▶ _DIRECTIVE_:
Scan the material that follows. Copy every line containing the word "days".

Figure record listings

------------------------------------------------------------

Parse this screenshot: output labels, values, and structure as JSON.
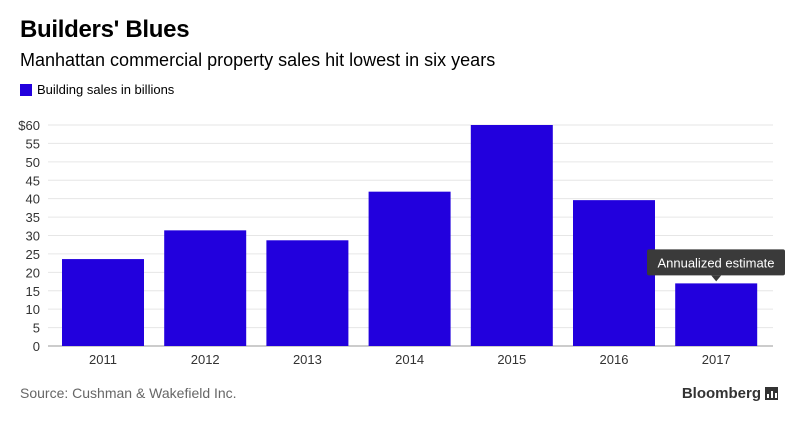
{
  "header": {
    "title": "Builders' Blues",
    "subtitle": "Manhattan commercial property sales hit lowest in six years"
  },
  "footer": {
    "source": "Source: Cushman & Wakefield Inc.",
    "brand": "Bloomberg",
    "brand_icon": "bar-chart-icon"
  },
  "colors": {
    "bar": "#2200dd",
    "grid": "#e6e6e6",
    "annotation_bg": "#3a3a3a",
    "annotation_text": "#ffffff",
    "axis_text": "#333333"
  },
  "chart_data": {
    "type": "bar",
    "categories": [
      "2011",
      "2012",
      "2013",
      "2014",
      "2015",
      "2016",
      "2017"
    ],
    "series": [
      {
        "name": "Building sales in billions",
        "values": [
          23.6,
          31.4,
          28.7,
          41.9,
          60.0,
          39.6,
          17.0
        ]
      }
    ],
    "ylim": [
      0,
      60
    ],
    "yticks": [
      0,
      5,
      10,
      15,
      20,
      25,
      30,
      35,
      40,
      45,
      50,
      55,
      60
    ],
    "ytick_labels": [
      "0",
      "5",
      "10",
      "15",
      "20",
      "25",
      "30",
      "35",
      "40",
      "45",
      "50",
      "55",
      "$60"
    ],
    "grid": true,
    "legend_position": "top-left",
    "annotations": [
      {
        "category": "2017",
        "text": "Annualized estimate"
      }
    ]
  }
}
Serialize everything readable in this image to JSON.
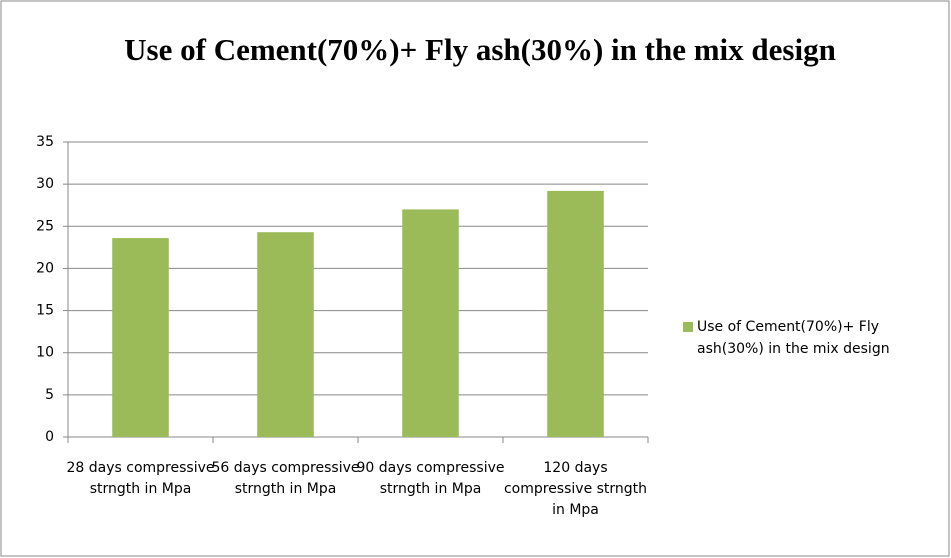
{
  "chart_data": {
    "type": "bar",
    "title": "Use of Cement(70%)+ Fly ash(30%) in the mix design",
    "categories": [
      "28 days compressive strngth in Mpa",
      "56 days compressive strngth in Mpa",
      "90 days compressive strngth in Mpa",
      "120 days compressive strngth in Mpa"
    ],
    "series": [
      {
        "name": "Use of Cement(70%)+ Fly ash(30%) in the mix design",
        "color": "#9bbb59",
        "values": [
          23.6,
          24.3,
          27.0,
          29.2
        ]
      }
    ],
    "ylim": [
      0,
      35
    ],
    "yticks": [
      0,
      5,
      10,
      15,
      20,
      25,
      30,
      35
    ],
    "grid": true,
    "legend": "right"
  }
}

------------------------------------------------------------

▶ _REPLY TO THE TASK_:
      "28 days compressive strngth in Mpa",
      "56 days compressive strngth in Mpa",
      "90 days compressive strngth in Mpa",
      "120 days compressive strngth in Mpa"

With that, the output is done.